Grandview Cemetery is a cemetery in Fort Collins, Larimer County, Colorado.

The land for the cemetery was purchased in 1887; at the time it was west of the city limits of Fort Collins.  Mountain Home Cemetery had been used prior to this, but it was closer to town, and with the population of Fort Collins rapidly expanding it was deemed necessary to find another location farther from town.  The remains buried at Mountain Home were gradually transferred to Grandview beginning in late 1887 or early 1888 and by the 1920s the site of the former cemetery at Mountain Home had been converted to a playground.

The first interment at Grandview took place on November 21, 1887, when a three-month-old infant named Felix Scoville was buried there.
------------------------------------
WRITTEN PROBLEM 1: Copy out the entries word for word, starting at the line containing "more-icon[interactable]: ⋮ (1771, 1203, 1783, 1217)" and ending at the line containing "slider-knob[interactable] (1472, 510, 1489, 526)", with both of those lines included.
The cemetery text and the entries that follow have nothing to do with each other.

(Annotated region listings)
------------------------------------
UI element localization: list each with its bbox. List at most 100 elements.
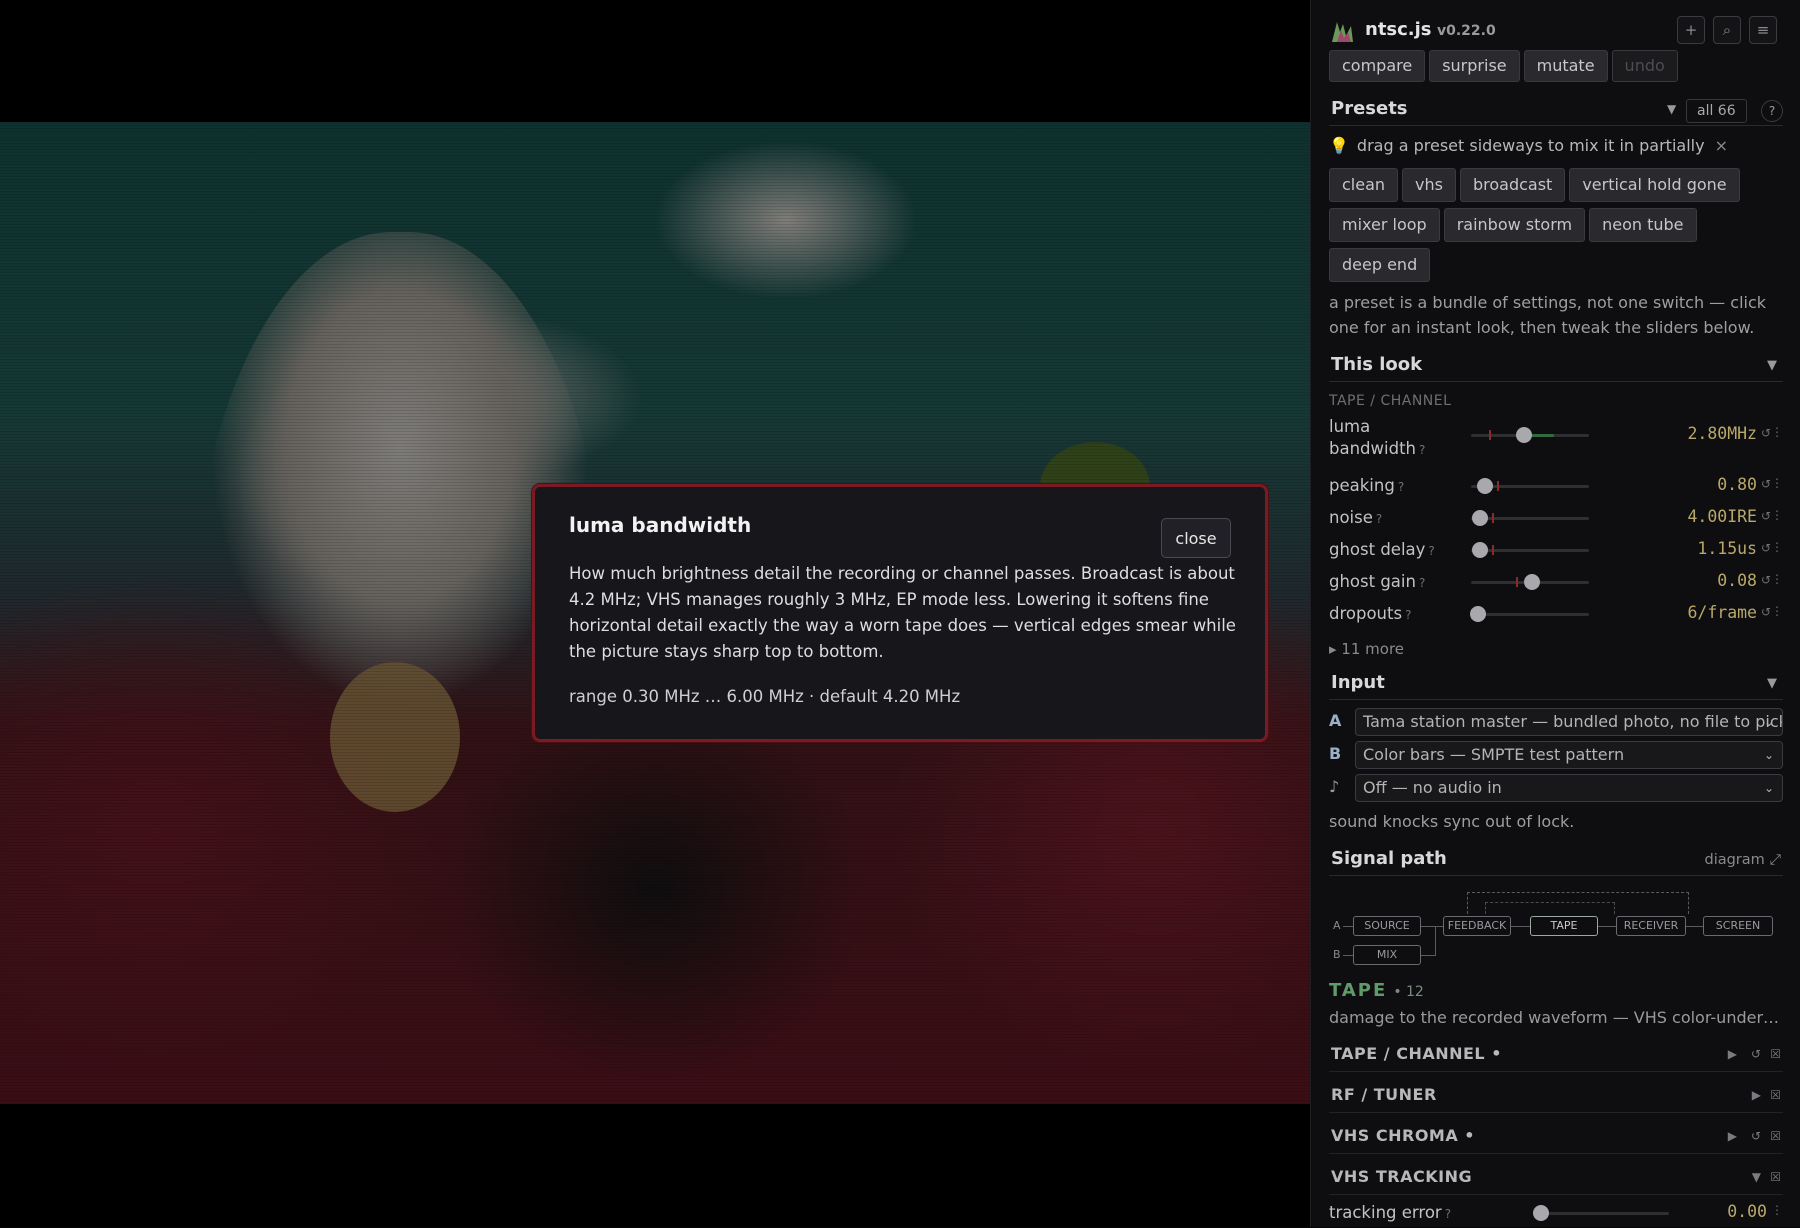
more-icon[interactable]: ⋮ (1771, 1203, 1783, 1217)
preset-neon-tube[interactable]: neon tube (1589, 208, 1697, 242)
slider-value[interactable]: 0.80 (1717, 475, 1757, 494)
slider-label: ghost delay? (1329, 539, 1469, 562)
slider-knob[interactable] (1472, 510, 1489, 526)
bypass-icon[interactable]: ☒ (1770, 1170, 1781, 1184)
crosshair-icon[interactable]: + (1677, 16, 1705, 44)
node-source[interactable]: SOURCE (1353, 916, 1421, 936)
input-b-select[interactable]: Color bars — SMPTE test pattern ⌄ (1355, 741, 1783, 769)
menu-icon[interactable]: ≡ (1749, 16, 1777, 44)
this-look-header[interactable]: This look ▼ (1329, 352, 1783, 382)
input-collapse-icon[interactable]: ▼ (1767, 676, 1777, 691)
presets-help-button[interactable]: ? (1761, 100, 1783, 122)
bypass-icon[interactable]: ☒ (1770, 1047, 1781, 1061)
more-sliders-toggle[interactable]: ▸ 11 more (1329, 640, 1404, 658)
node-tape[interactable]: TAPE (1530, 916, 1598, 936)
compare-button[interactable]: compare (1329, 50, 1426, 82)
bypass-icon[interactable]: ☒ (1770, 1088, 1781, 1102)
play-icon[interactable]: ▶ (1752, 1088, 1761, 1102)
slider-value[interactable]: 4.00IRE (1687, 507, 1757, 526)
slider-knob[interactable] (1533, 1205, 1549, 1221)
help-modal: luma bandwidth close How much brightness… (531, 483, 1269, 743)
play-icon[interactable]: ▶ (1728, 1129, 1737, 1143)
reset-icon[interactable]: ↺ (1751, 1047, 1761, 1061)
slider-value[interactable]: 1.15us (1697, 539, 1757, 558)
more-icon[interactable]: ⋮ (1771, 540, 1783, 554)
help-icon[interactable]: ? (1419, 576, 1425, 590)
slider-knob[interactable] (1477, 478, 1494, 494)
node-feedback[interactable]: FEEDBACK (1443, 916, 1511, 936)
surprise-button[interactable]: surprise (1429, 50, 1520, 82)
search-icon[interactable]: ⌕ (1713, 16, 1741, 44)
section-vhs-tracking[interactable]: VHS TRACKING ▼ ☒ (1329, 1161, 1783, 1195)
reset-icon[interactable]: ↺ (1761, 541, 1771, 555)
slider-luma-bandwidth: luma bandwidth? 2.80MHz ↺ ⋮ (1329, 417, 1783, 458)
preset-deep-end[interactable]: deep end (1329, 248, 1431, 282)
reset-icon[interactable]: ↺ (1761, 509, 1771, 523)
help-icon[interactable]: ? (1398, 480, 1404, 494)
undo-button[interactable]: undo (1611, 50, 1678, 82)
slider-knob[interactable] (1472, 542, 1489, 558)
reset-icon[interactable]: ↺ (1751, 1129, 1761, 1143)
preset-mixer-loop[interactable]: mixer loop (1329, 208, 1440, 242)
node-screen[interactable]: SCREEN (1703, 916, 1773, 936)
slider-value[interactable]: 6/frame (1687, 603, 1757, 622)
slider-knob[interactable] (1516, 427, 1533, 443)
reset-icon[interactable]: ↺ (1761, 426, 1771, 440)
section-rf-tuner[interactable]: RF / TUNER ▶ ☒ (1329, 1079, 1783, 1113)
section-label: TAPE / CHANNEL • (1331, 1044, 1502, 1063)
slider-track[interactable] (1471, 478, 1589, 494)
preset-vhs[interactable]: vhs (1402, 168, 1456, 202)
this-look-collapse-icon[interactable]: ▼ (1767, 358, 1777, 373)
tip-close-icon[interactable]: × (1715, 136, 1728, 155)
slider-track[interactable] (1471, 510, 1589, 526)
input-a-select[interactable]: Tama station master — bundled photo, no … (1355, 708, 1783, 736)
help-icon[interactable]: ? (1419, 443, 1425, 457)
slider-value[interactable]: 0.08 (1717, 571, 1757, 590)
help-icon[interactable]: ? (1428, 544, 1434, 558)
preset-rainbow-storm[interactable]: rainbow storm (1443, 208, 1586, 242)
link-line (1421, 955, 1435, 956)
slider-knob[interactable] (1524, 574, 1541, 590)
preset-vertical-hold-gone[interactable]: vertical hold gone (1569, 168, 1740, 202)
link-line (1343, 955, 1353, 956)
slider-dropouts: dropouts? 6/frame ↺ ⋮ (1329, 599, 1783, 629)
diagram-link[interactable]: diagram ⤢ (1704, 852, 1781, 868)
more-icon[interactable]: ⋮ (1771, 604, 1783, 618)
node-receiver[interactable]: RECEIVER (1616, 916, 1686, 936)
collapse-icon[interactable]: ▼ (1752, 1170, 1761, 1184)
slider-value[interactable]: 2.80MHz (1687, 424, 1757, 443)
slider-value[interactable]: 0.00 (1727, 1202, 1767, 1221)
preset-filter[interactable]: all 66 (1686, 99, 1747, 123)
slider-label-text: noise (1329, 508, 1373, 527)
section-tape-channel[interactable]: TAPE / CHANNEL • ▶ ↺ ☒ (1329, 1038, 1783, 1072)
modal-close-button[interactable]: close (1161, 518, 1231, 558)
more-icon[interactable]: ⋮ (1771, 476, 1783, 490)
slider-track[interactable] (1471, 574, 1589, 590)
mutate-button[interactable]: mutate (1523, 50, 1608, 82)
chevron-down-icon: ⌄ (1763, 715, 1774, 729)
help-icon[interactable]: ? (1405, 608, 1411, 622)
presets-collapse-icon[interactable]: ▼ (1667, 102, 1676, 116)
reset-icon[interactable]: ↺ (1761, 605, 1771, 619)
slider-track[interactable] (1470, 606, 1589, 622)
section-vhs-chroma[interactable]: VHS CHROMA • ▶ ↺ ☒ (1329, 1120, 1783, 1154)
more-icon[interactable]: ⋮ (1771, 572, 1783, 586)
audio-select[interactable]: Off — no audio in ⌄ (1355, 774, 1783, 802)
preset-clean[interactable]: clean (1329, 168, 1399, 202)
node-mix[interactable]: MIX (1353, 945, 1421, 965)
slider-track[interactable] (1471, 542, 1589, 558)
help-icon[interactable]: ? (1376, 512, 1382, 526)
more-icon[interactable]: ⋮ (1771, 425, 1783, 439)
input-a-value: Tama station master — bundled photo, no … (1363, 712, 1783, 731)
preset-broadcast[interactable]: broadcast (1459, 168, 1566, 202)
help-icon[interactable]: ? (1445, 1207, 1451, 1221)
slider-knob[interactable] (1470, 606, 1487, 622)
slider-track[interactable] (1533, 1205, 1669, 1221)
input-header[interactable]: Input ▼ (1329, 670, 1783, 700)
reset-icon[interactable]: ↺ (1761, 573, 1771, 587)
slider-track[interactable] (1471, 427, 1589, 443)
play-icon[interactable]: ▶ (1728, 1047, 1737, 1061)
bypass-icon[interactable]: ☒ (1770, 1129, 1781, 1143)
reset-icon[interactable]: ↺ (1761, 477, 1771, 491)
more-icon[interactable]: ⋮ (1771, 508, 1783, 522)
------------------------------------
WRITTEN PROBLEM 2:
Answer these questions from the cemetery text:
(a) In what year was the land for Grandview Cemetery purchased?
(b) Who was the first person buried at Grandview?
(c) What had the former Mountain Home Cemetery site become by the 1920s?

CORRECT RESULT 1:
more-icon[interactable]: ⋮ (1771, 1203, 1783, 1217)
preset-neon-tube[interactable]: neon tube (1589, 208, 1697, 242)
slider-value[interactable]: 0.80 (1717, 475, 1757, 494)
slider-label: ghost delay? (1329, 539, 1469, 562)
slider-knob[interactable] (1472, 510, 1489, 526)

CORRECT RESULT 2:
(a) 1887
(b) Felix Scoville, a three-month-old infant
(c) A playground